[Data for the task start]
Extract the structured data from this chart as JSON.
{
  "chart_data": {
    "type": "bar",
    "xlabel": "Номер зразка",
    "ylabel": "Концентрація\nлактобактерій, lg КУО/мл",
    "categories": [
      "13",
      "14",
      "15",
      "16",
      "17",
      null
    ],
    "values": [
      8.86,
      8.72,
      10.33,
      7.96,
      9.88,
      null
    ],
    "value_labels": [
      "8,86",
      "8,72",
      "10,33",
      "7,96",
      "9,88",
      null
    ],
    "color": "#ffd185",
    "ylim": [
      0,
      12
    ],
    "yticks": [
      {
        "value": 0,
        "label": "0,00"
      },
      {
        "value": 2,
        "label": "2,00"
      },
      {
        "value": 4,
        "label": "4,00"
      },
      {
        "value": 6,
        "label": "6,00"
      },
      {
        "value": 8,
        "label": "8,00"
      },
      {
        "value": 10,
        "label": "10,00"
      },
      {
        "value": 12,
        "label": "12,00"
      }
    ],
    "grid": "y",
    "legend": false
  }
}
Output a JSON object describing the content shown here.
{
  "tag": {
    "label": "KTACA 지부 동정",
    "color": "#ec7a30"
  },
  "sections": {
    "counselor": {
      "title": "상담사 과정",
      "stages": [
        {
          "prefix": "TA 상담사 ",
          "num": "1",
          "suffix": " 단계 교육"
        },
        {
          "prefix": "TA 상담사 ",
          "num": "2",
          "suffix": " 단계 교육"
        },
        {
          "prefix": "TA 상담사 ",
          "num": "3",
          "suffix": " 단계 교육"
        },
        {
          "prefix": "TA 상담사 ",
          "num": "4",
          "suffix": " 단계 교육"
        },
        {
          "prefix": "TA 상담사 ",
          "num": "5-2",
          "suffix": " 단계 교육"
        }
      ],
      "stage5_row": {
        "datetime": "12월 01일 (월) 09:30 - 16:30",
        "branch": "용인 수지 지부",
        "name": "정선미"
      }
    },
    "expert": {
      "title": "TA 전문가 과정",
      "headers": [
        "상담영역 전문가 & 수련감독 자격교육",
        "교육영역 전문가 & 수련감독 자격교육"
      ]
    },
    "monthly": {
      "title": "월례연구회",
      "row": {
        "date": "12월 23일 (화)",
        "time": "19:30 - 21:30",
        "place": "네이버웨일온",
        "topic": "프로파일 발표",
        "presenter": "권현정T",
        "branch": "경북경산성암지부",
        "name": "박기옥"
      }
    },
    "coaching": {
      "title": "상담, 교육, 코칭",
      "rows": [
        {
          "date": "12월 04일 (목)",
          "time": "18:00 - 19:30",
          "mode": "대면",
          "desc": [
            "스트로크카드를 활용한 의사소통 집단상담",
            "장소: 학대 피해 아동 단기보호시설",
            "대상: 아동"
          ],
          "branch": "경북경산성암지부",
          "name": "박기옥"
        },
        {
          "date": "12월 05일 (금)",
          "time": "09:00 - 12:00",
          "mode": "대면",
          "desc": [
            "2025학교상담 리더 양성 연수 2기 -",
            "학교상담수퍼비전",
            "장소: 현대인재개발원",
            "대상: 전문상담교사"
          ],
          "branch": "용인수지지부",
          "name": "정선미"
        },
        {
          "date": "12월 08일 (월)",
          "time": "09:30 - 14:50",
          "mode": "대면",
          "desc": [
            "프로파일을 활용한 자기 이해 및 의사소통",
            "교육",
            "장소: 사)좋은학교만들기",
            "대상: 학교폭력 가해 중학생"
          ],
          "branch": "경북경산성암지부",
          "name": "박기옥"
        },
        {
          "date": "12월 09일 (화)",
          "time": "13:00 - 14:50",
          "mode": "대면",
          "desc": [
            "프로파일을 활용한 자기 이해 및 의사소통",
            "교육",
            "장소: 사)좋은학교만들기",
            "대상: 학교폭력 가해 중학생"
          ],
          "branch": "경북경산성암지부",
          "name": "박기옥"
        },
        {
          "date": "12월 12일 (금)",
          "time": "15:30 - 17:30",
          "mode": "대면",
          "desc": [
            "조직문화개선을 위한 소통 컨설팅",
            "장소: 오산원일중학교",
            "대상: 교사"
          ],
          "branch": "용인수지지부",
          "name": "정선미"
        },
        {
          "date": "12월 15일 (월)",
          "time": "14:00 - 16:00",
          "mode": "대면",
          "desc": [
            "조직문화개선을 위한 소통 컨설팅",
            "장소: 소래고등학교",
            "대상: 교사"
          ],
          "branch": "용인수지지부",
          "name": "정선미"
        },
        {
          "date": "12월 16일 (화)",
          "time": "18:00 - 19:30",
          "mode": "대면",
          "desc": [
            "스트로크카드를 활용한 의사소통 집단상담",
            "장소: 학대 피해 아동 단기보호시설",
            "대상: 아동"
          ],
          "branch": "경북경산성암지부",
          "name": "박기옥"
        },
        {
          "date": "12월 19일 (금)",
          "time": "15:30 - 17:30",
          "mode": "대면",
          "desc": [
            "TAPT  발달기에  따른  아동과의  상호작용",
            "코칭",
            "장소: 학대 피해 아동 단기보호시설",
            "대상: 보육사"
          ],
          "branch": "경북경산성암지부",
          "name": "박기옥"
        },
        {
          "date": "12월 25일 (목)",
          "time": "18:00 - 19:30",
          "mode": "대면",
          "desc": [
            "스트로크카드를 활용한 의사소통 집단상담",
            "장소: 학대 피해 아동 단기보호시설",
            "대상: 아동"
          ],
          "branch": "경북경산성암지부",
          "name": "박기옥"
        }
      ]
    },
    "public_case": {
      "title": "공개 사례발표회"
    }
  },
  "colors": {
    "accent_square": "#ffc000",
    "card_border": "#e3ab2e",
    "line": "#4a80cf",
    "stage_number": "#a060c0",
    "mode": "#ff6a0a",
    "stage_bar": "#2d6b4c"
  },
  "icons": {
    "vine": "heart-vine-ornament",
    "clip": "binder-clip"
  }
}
[Data for the task end]
> Directive
Extract the data in full. Keep it word for word.

> Output of the task
Extract the structured data from this chart as JSON.
{
  "chart_data": {
    "type": "bar",
    "xlabel": "Номер зразка",
    "ylabel": "Концентрація\nлактобактерій, lg КУО/мл",
    "categories": [
      "13",
      "14",
      "15",
      "16",
      "17",
      null
    ],
    "values": [
      8.86,
      8.72,
      10.33,
      7.96,
      9.88,
      null
    ],
    "value_labels": [
      "8,86",
      "8,72",
      "10,33",
      "7,96",
      "9,88",
      null
    ],
    "color": "#ffd185",
    "ylim": [
      0,
      12
    ],
    "yticks": [
      {
        "value": 0,
        "label": "0,00"
      },
      {
        "value": 2,
        "label": "2,00"
      },
      {
        "value": 4,
        "label": "4,00"
      },
      {
        "value": 6,
        "label": "6,00"
      },
      {
        "value": 8,
        "label": "8,00"
      },
      {
        "value": 10,
        "label": "10,00"
      },
      {
        "value": 12,
        "label": "12,00"
      }
    ],
    "grid": "y",
    "legend": false
  }
}
Output a JSON object describing the content shown here.
{
  "tag": {
    "label": "KTACA 지부 동정",
    "color": "#ec7a30"
  },
  "sections": {
    "counselor": {
      "title": "상담사 과정",
      "stages": [
        {
          "prefix": "TA 상담사 ",
          "num": "1",
          "suffix": " 단계 교육"
        },
        {
          "prefix": "TA 상담사 ",
          "num": "2",
          "suffix": " 단계 교육"
        },
        {
          "prefix": "TA 상담사 ",
          "num": "3",
          "suffix": " 단계 교육"
        },
        {
          "prefix": "TA 상담사 ",
          "num": "4",
          "suffix": " 단계 교육"
        },
        {
          "prefix": "TA 상담사 ",
          "num": "5-2",
          "suffix": " 단계 교육"
        }
      ],
      "stage5_row": {
        "datetime": "12월 01일 (월) 09:30 - 16:30",
        "branch": "용인 수지 지부",
        "name": "정선미"
      }
    },
    "expert": {
      "title": "TA 전문가 과정",
      "headers": [
        "상담영역 전문가 & 수련감독 자격교육",
        "교육영역 전문가 & 수련감독 자격교육"
      ]
    },
    "monthly": {
      "title": "월례연구회",
      "row": {
        "date": "12월 23일 (화)",
        "time": "19:30 - 21:30",
        "place": "네이버웨일온",
        "topic": "프로파일 발표",
        "presenter": "권현정T",
        "branch": "경북경산성암지부",
        "name": "박기옥"
      }
    },
    "coaching": {
      "title": "상담, 교육, 코칭",
      "rows": [
        {
          "date": "12월 04일 (목)",
          "time": "18:00 - 19:30",
          "mode": "대면",
          "desc": [
            "스트로크카드를 활용한 의사소통 집단상담",
            "장소: 학대 피해 아동 단기보호시설",
            "대상: 아동"
          ],
          "branch": "경북경산성암지부",
          "name": "박기옥"
        },
        {
          "date": "12월 05일 (금)",
          "time": "09:00 - 12:00",
          "mode": "대면",
          "desc": [
            "2025학교상담 리더 양성 연수 2기 -",
            "학교상담수퍼비전",
            "장소: 현대인재개발원",
            "대상: 전문상담교사"
          ],
          "branch": "용인수지지부",
          "name": "정선미"
        },
        {
          "date": "12월 08일 (월)",
          "time": "09:30 - 14:50",
          "mode": "대면",
          "desc": [
            "프로파일을 활용한 자기 이해 및 의사소통",
            "교육",
            "장소: 사)좋은학교만들기",
            "대상: 학교폭력 가해 중학생"
          ],
          "branch": "경북경산성암지부",
          "name": "박기옥"
        },
        {
          "date": "12월 09일 (화)",
          "time": "13:00 - 14:50",
          "mode": "대면",
          "desc": [
            "프로파일을 활용한 자기 이해 및 의사소통",
            "교육",
            "장소: 사)좋은학교만들기",
            "대상: 학교폭력 가해 중학생"
          ],
          "branch": "경북경산성암지부",
          "name": "박기옥"
        },
        {
          "date": "12월 12일 (금)",
          "time": "15:30 - 17:30",
          "mode": "대면",
          "desc": [
            "조직문화개선을 위한 소통 컨설팅",
            "장소: 오산원일중학교",
            "대상: 교사"
          ],
          "branch": "용인수지지부",
          "name": "정선미"
        },
        {
          "date": "12월 15일 (월)",
          "time": "14:00 - 16:00",
          "mode": "대면",
          "desc": [
            "조직문화개선을 위한 소통 컨설팅",
            "장소: 소래고등학교",
            "대상: 교사"
          ],
          "branch": "용인수지지부",
          "name": "정선미"
        },
        {
          "date": "12월 16일 (화)",
          "time": "18:00 - 19:30",
          "mode": "대면",
          "desc": [
            "스트로크카드를 활용한 의사소통 집단상담",
            "장소: 학대 피해 아동 단기보호시설",
            "대상: 아동"
          ],
          "branch": "경북경산성암지부",
          "name": "박기옥"
        },
        {
          "date": "12월 19일 (금)",
          "time": "15:30 - 17:30",
          "mode": "대면",
          "desc": [
            "TAPT  발달기에  따른  아동과의  상호작용",
            "코칭",
            "장소: 학대 피해 아동 단기보호시설",
            "대상: 보육사"
          ],
          "branch": "경북경산성암지부",
          "name": "박기옥"
        },
        {
          "date": "12월 25일 (목)",
          "time": "18:00 - 19:30",
          "mode": "대면",
          "desc": [
            "스트로크카드를 활용한 의사소통 집단상담",
            "장소: 학대 피해 아동 단기보호시설",
            "대상: 아동"
          ],
          "branch": "경북경산성암지부",
          "name": "박기옥"
        }
      ]
    },
    "public_case": {
      "title": "공개 사례발표회"
    }
  },
  "colors": {
    "accent_square": "#ffc000",
    "card_border": "#e3ab2e",
    "line": "#4a80cf",
    "stage_number": "#a060c0",
    "mode": "#ff6a0a",
    "stage_bar": "#2d6b4c"
  },
  "icons": {
    "vine": "heart-vine-ornament",
    "clip": "binder-clip"
  }
}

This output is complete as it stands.